> Work required
Output the material beneath exactly, leaving nothing out.
### Provided entries
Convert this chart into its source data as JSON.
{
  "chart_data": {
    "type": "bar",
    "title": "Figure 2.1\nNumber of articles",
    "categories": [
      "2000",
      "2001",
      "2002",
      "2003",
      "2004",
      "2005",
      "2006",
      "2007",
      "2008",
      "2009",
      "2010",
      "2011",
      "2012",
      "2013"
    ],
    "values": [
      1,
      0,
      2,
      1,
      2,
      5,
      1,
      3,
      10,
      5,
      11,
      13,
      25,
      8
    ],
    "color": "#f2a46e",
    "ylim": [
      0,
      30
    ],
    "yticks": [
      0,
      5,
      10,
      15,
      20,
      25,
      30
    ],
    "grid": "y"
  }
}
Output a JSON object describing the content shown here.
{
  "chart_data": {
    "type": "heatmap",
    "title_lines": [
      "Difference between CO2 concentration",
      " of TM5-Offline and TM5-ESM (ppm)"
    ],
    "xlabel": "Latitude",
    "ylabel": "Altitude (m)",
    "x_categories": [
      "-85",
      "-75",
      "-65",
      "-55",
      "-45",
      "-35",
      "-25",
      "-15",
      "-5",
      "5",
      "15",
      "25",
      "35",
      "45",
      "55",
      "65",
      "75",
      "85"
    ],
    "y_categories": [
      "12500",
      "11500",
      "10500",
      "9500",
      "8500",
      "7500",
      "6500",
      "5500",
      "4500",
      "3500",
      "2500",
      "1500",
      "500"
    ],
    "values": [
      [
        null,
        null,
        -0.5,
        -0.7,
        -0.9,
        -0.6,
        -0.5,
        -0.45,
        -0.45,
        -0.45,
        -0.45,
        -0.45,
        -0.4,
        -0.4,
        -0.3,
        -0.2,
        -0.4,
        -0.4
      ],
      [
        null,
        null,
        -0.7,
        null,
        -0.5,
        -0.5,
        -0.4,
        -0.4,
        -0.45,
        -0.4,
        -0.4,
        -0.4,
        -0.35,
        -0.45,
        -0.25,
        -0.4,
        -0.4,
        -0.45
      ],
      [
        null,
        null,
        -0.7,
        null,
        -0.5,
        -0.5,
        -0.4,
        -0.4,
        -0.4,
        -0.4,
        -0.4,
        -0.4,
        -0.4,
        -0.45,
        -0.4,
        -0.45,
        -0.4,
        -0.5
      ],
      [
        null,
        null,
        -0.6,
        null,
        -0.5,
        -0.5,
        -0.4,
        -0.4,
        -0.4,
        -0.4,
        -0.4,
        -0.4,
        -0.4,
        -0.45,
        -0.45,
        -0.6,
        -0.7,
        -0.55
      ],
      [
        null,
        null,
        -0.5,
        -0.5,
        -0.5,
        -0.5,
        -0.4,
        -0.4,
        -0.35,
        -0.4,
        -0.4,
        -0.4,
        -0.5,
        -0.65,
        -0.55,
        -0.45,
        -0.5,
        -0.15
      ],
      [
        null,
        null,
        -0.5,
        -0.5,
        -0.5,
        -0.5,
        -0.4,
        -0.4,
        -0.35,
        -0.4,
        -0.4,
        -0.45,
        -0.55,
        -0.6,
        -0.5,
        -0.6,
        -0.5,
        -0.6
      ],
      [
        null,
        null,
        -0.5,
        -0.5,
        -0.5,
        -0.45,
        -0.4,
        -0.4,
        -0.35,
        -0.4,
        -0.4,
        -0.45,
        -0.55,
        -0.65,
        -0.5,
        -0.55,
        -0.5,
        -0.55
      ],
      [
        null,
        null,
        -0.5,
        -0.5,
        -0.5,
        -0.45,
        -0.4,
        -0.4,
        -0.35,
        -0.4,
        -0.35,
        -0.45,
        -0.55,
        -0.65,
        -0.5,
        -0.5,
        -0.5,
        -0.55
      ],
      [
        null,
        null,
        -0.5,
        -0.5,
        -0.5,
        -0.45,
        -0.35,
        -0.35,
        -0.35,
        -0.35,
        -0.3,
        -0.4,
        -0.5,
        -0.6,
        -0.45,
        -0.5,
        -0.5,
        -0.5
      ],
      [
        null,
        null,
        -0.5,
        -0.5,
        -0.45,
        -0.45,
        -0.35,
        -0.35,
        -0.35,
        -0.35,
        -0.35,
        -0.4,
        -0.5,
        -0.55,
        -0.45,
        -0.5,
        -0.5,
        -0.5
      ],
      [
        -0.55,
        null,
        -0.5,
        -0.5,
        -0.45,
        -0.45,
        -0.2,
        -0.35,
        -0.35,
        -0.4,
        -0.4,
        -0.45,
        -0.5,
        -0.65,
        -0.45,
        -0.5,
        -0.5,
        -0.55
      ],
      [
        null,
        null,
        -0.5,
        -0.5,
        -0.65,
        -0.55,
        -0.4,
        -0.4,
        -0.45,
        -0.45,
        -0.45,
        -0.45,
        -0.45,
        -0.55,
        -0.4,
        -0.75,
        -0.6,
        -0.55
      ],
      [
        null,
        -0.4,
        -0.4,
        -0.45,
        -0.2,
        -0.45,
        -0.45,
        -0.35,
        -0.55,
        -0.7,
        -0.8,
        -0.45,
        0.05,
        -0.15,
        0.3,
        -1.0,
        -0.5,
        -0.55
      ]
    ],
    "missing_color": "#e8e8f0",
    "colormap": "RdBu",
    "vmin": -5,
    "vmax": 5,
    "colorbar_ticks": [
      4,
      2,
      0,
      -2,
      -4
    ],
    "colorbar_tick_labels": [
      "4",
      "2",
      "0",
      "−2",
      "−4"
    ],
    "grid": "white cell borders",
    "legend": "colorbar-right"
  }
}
######
> Output for this task
Convert this chart into its source data as JSON.
{
  "chart_data": {
    "type": "bar",
    "title": "Figure 2.1\nNumber of articles",
    "categories": [
      "2000",
      "2001",
      "2002",
      "2003",
      "2004",
      "2005",
      "2006",
      "2007",
      "2008",
      "2009",
      "2010",
      "2011",
      "2012",
      "2013"
    ],
    "values": [
      1,
      0,
      2,
      1,
      2,
      5,
      1,
      3,
      10,
      5,
      11,
      13,
      25,
      8
    ],
    "color": "#f2a46e",
    "ylim": [
      0,
      30
    ],
    "yticks": [
      0,
      5,
      10,
      15,
      20,
      25,
      30
    ],
    "grid": "y"
  }
}
Output a JSON object describing the content shown here.
{
  "chart_data": {
    "type": "heatmap",
    "title_lines": [
      "Difference between CO2 concentration",
      " of TM5-Offline and TM5-ESM (ppm)"
    ],
    "xlabel": "Latitude",
    "ylabel": "Altitude (m)",
    "x_categories": [
      "-85",
      "-75",
      "-65",
      "-55",
      "-45",
      "-35",
      "-25",
      "-15",
      "-5",
      "5",
      "15",
      "25",
      "35",
      "45",
      "55",
      "65",
      "75",
      "85"
    ],
    "y_categories": [
      "12500",
      "11500",
      "10500",
      "9500",
      "8500",
      "7500",
      "6500",
      "5500",
      "4500",
      "3500",
      "2500",
      "1500",
      "500"
    ],
    "values": [
      [
        null,
        null,
        -0.5,
        -0.7,
        -0.9,
        -0.6,
        -0.5,
        -0.45,
        -0.45,
        -0.45,
        -0.45,
        -0.45,
        -0.4,
        -0.4,
        -0.3,
        -0.2,
        -0.4,
        -0.4
      ],
      [
        null,
        null,
        -0.7,
        null,
        -0.5,
        -0.5,
        -0.4,
        -0.4,
        -0.45,
        -0.4,
        -0.4,
        -0.4,
        -0.35,
        -0.45,
        -0.25,
        -0.4,
        -0.4,
        -0.45
      ],
      [
        null,
        null,
        -0.7,
        null,
        -0.5,
        -0.5,
        -0.4,
        -0.4,
        -0.4,
        -0.4,
        -0.4,
        -0.4,
        -0.4,
        -0.45,
        -0.4,
        -0.45,
        -0.4,
        -0.5
      ],
      [
        null,
        null,
        -0.6,
        null,
        -0.5,
        -0.5,
        -0.4,
        -0.4,
        -0.4,
        -0.4,
        -0.4,
        -0.4,
        -0.4,
        -0.45,
        -0.45,
        -0.6,
        -0.7,
        -0.55
      ],
      [
        null,
        null,
        -0.5,
        -0.5,
        -0.5,
        -0.5,
        -0.4,
        -0.4,
        -0.35,
        -0.4,
        -0.4,
        -0.4,
        -0.5,
        -0.65,
        -0.55,
        -0.45,
        -0.5,
        -0.15
      ],
      [
        null,
        null,
        -0.5,
        -0.5,
        -0.5,
        -0.5,
        -0.4,
        -0.4,
        -0.35,
        -0.4,
        -0.4,
        -0.45,
        -0.55,
        -0.6,
        -0.5,
        -0.6,
        -0.5,
        -0.6
      ],
      [
        null,
        null,
        -0.5,
        -0.5,
        -0.5,
        -0.45,
        -0.4,
        -0.4,
        -0.35,
        -0.4,
        -0.4,
        -0.45,
        -0.55,
        -0.65,
        -0.5,
        -0.55,
        -0.5,
        -0.55
      ],
      [
        null,
        null,
        -0.5,
        -0.5,
        -0.5,
        -0.45,
        -0.4,
        -0.4,
        -0.35,
        -0.4,
        -0.35,
        -0.45,
        -0.55,
        -0.65,
        -0.5,
        -0.5,
        -0.5,
        -0.55
      ],
      [
        null,
        null,
        -0.5,
        -0.5,
        -0.5,
        -0.45,
        -0.35,
        -0.35,
        -0.35,
        -0.35,
        -0.3,
        -0.4,
        -0.5,
        -0.6,
        -0.45,
        -0.5,
        -0.5,
        -0.5
      ],
      [
        null,
        null,
        -0.5,
        -0.5,
        -0.45,
        -0.45,
        -0.35,
        -0.35,
        -0.35,
        -0.35,
        -0.35,
        -0.4,
        -0.5,
        -0.55,
        -0.45,
        -0.5,
        -0.5,
        -0.5
      ],
      [
        -0.55,
        null,
        -0.5,
        -0.5,
        -0.45,
        -0.45,
        -0.2,
        -0.35,
        -0.35,
        -0.4,
        -0.4,
        -0.45,
        -0.5,
        -0.65,
        -0.45,
        -0.5,
        -0.5,
        -0.55
      ],
      [
        null,
        null,
        -0.5,
        -0.5,
        -0.65,
        -0.55,
        -0.4,
        -0.4,
        -0.45,
        -0.45,
        -0.45,
        -0.45,
        -0.45,
        -0.55,
        -0.4,
        -0.75,
        -0.6,
        -0.55
      ],
      [
        null,
        -0.4,
        -0.4,
        -0.45,
        -0.2,
        -0.45,
        -0.45,
        -0.35,
        -0.55,
        -0.7,
        -0.8,
        -0.45,
        0.05,
        -0.15,
        0.3,
        -1.0,
        -0.5,
        -0.55
      ]
    ],
    "missing_color": "#e8e8f0",
    "colormap": "RdBu",
    "vmin": -5,
    "vmax": 5,
    "colorbar_ticks": [
      4,
      2,
      0,
      -2,
      -4
    ],
    "colorbar_tick_labels": [
      "4",
      "2",
      "0",
      "−2",
      "−4"
    ],
    "grid": "white cell borders",
    "legend": "colorbar-right"
  }
}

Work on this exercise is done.